▸ YOUR INSTRUCTIONS: Edit the lines starting at the line that contains "candle-body: [471, 308, 474, 310]" and ending at the line that contains "target-label-box[interactable]: [427, 215, 756, 233]" so that "candle-body" becomes "candlestick-body" everywhere it appears, with all else unchanged. Give back only those lines.

▸ STORED RECORDS:
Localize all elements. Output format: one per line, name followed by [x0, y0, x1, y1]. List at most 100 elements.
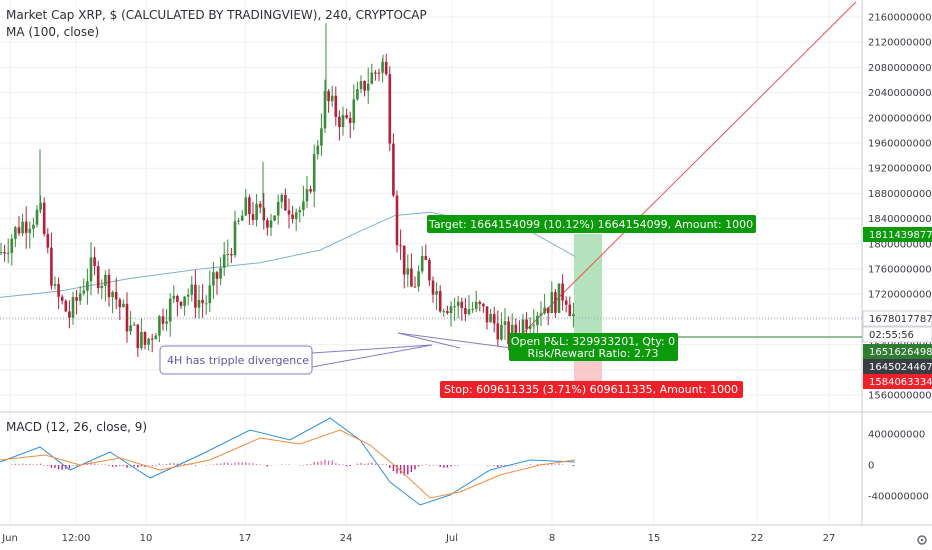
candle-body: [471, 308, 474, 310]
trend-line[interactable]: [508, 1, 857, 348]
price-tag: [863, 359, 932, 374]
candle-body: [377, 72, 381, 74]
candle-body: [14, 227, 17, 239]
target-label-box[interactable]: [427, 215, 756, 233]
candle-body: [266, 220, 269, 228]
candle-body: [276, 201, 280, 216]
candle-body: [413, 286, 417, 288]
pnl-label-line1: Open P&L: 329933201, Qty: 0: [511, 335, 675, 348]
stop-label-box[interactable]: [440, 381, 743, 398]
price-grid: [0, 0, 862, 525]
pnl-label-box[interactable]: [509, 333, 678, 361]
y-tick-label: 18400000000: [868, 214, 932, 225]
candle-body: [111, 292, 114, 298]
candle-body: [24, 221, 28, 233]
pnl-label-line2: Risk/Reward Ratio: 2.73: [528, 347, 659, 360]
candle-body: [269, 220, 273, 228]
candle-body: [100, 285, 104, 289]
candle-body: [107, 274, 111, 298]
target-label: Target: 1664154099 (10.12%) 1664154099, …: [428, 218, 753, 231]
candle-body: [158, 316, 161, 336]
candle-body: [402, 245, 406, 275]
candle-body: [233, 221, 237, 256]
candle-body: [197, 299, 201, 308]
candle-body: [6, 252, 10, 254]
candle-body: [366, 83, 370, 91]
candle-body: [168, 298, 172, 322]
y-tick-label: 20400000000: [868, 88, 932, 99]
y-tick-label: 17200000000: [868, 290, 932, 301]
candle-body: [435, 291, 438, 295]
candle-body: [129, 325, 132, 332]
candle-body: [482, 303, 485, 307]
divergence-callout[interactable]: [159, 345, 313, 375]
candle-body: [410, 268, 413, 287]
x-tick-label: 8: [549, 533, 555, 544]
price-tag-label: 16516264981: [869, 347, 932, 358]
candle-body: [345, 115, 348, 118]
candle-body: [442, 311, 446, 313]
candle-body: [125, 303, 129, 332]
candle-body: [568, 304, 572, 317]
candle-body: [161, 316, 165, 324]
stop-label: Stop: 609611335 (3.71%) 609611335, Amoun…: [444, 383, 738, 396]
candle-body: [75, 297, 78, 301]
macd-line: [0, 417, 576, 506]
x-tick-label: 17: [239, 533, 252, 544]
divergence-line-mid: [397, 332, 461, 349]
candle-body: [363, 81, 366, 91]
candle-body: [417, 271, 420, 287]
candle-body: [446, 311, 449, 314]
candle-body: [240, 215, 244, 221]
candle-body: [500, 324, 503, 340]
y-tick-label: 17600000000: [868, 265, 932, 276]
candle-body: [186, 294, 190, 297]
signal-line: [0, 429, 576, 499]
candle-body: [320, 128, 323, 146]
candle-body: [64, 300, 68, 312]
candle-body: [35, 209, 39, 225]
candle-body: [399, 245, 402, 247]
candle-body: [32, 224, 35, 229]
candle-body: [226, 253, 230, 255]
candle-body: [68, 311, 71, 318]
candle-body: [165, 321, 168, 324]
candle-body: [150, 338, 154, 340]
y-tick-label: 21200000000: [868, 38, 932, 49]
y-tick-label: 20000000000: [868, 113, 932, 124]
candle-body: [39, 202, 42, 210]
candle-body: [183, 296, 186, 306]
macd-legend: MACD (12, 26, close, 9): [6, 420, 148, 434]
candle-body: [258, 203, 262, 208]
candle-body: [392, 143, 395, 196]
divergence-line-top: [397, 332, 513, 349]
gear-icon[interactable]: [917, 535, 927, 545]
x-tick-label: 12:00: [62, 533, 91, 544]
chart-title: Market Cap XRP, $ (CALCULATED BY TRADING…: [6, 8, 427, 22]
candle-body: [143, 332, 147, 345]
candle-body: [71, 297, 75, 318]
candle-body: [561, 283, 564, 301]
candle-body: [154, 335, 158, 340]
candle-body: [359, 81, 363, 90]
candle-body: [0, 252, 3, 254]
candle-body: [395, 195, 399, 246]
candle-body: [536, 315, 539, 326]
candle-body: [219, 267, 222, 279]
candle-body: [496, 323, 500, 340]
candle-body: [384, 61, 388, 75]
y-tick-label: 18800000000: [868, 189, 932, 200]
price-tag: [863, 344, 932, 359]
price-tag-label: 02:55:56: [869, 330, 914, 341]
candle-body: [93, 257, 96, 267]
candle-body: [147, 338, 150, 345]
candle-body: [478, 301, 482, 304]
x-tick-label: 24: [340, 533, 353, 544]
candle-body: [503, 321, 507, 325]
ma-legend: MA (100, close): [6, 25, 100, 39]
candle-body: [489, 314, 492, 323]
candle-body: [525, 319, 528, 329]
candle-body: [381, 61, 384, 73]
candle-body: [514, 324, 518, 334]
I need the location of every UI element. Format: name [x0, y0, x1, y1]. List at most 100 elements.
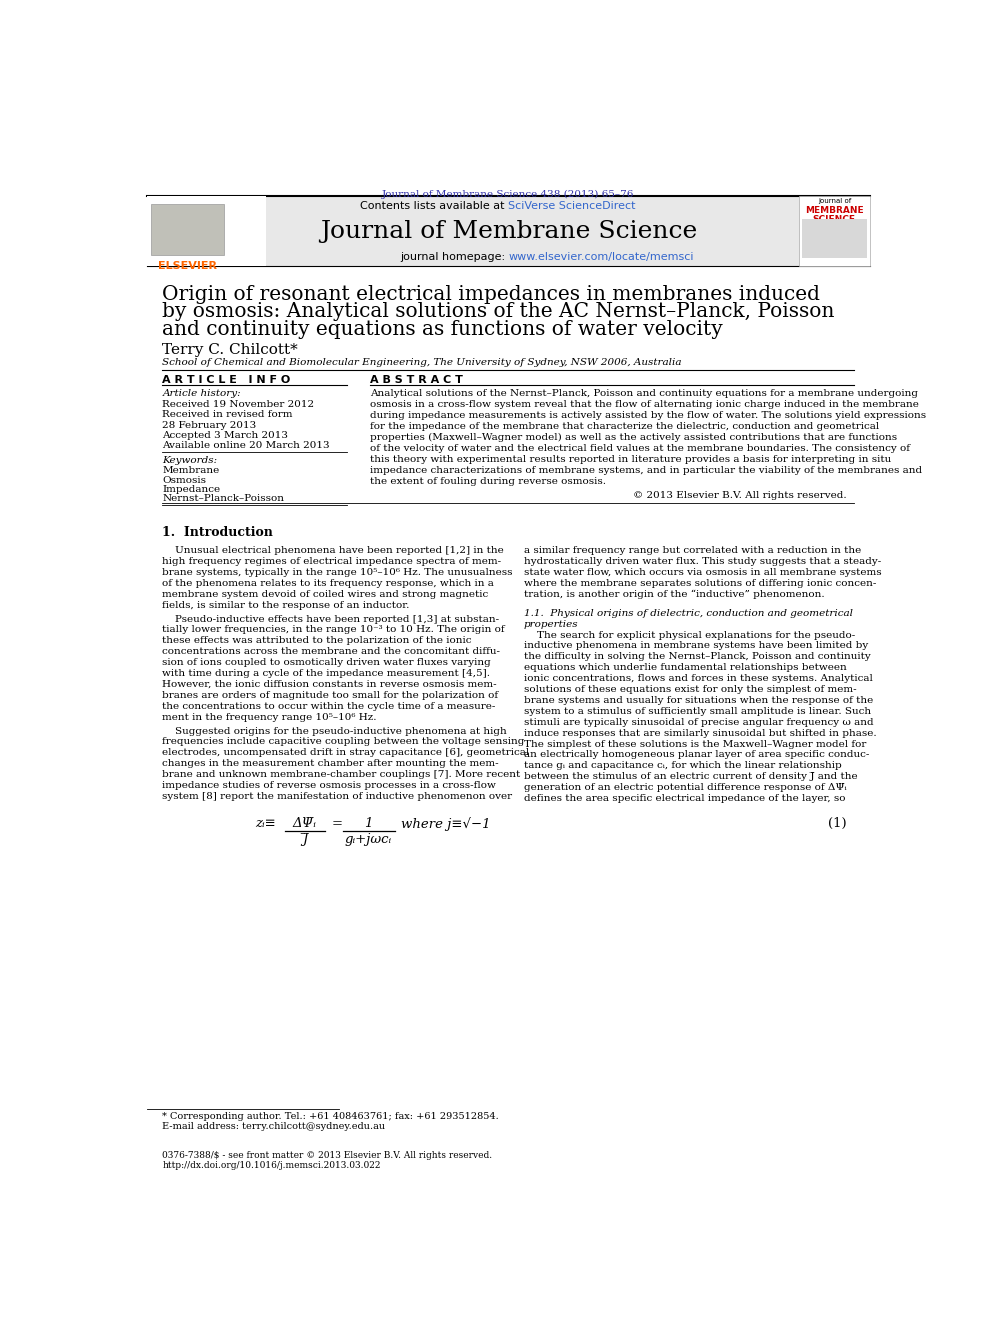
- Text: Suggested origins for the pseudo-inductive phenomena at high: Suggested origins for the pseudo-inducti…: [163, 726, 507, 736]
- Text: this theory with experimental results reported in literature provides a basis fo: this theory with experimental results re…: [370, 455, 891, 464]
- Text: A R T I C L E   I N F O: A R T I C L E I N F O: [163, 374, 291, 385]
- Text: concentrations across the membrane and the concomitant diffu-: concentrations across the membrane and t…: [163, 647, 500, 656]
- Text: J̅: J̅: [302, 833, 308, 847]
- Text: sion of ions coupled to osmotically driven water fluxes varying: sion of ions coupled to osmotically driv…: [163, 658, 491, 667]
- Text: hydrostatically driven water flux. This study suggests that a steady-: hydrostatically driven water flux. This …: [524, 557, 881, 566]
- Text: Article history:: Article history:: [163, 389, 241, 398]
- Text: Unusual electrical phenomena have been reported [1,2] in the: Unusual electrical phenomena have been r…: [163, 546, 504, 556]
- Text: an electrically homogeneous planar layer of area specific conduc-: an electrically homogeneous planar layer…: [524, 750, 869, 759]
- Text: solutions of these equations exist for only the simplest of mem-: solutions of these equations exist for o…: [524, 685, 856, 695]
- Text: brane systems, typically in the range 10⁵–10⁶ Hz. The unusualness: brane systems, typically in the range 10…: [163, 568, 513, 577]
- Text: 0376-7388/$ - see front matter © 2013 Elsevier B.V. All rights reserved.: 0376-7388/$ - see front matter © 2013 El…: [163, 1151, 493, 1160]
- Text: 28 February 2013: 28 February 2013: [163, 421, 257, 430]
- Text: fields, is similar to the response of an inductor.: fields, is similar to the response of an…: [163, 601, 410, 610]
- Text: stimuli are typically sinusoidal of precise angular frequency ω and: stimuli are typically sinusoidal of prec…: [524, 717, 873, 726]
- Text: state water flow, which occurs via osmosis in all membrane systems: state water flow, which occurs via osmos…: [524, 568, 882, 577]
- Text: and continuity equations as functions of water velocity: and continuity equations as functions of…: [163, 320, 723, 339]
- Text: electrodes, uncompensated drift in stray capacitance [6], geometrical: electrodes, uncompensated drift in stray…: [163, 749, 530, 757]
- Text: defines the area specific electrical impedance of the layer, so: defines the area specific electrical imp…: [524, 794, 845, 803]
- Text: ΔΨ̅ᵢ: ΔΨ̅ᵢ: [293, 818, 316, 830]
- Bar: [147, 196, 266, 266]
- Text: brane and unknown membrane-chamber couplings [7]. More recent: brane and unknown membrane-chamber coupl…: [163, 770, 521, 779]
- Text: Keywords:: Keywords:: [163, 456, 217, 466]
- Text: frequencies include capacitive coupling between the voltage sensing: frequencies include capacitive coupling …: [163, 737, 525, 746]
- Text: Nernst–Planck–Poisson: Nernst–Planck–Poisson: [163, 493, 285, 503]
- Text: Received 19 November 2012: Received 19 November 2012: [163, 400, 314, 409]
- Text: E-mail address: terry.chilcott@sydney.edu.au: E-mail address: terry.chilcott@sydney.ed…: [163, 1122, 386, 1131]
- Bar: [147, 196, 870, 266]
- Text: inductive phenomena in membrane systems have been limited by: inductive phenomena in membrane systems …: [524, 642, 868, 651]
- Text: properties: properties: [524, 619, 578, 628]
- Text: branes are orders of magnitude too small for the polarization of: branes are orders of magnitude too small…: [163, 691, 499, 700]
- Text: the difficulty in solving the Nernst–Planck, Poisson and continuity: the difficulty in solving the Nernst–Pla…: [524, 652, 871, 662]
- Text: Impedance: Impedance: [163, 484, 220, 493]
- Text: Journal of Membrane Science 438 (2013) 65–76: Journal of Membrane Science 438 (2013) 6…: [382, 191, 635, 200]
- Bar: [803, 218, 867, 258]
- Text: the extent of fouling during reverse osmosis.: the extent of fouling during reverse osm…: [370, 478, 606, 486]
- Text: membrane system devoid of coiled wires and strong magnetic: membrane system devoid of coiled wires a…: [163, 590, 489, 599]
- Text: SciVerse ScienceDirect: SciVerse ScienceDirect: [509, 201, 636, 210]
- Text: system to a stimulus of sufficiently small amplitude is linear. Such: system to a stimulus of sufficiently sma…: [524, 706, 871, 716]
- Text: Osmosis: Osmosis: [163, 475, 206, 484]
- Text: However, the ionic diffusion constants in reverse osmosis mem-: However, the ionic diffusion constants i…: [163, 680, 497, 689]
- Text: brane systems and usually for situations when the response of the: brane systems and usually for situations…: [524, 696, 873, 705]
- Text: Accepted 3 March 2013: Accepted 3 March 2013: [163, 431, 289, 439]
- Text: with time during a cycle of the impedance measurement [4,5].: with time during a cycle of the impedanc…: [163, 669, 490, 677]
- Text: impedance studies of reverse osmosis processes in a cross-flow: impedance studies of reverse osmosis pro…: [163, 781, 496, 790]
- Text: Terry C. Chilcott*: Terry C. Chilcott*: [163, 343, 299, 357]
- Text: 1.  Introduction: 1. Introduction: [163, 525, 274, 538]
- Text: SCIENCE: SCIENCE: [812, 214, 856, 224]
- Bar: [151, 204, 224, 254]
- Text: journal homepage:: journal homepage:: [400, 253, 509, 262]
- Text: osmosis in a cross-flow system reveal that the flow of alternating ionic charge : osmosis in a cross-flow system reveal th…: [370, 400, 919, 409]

▸ ANSWER BELOW:
candlestick-body: [471, 308, 474, 310]
trend-line[interactable]: [508, 1, 857, 348]
price-tag: [863, 359, 932, 374]
candlestick-body: [377, 72, 381, 74]
candlestick-body: [14, 227, 17, 239]
target-label-box[interactable]: [427, 215, 756, 233]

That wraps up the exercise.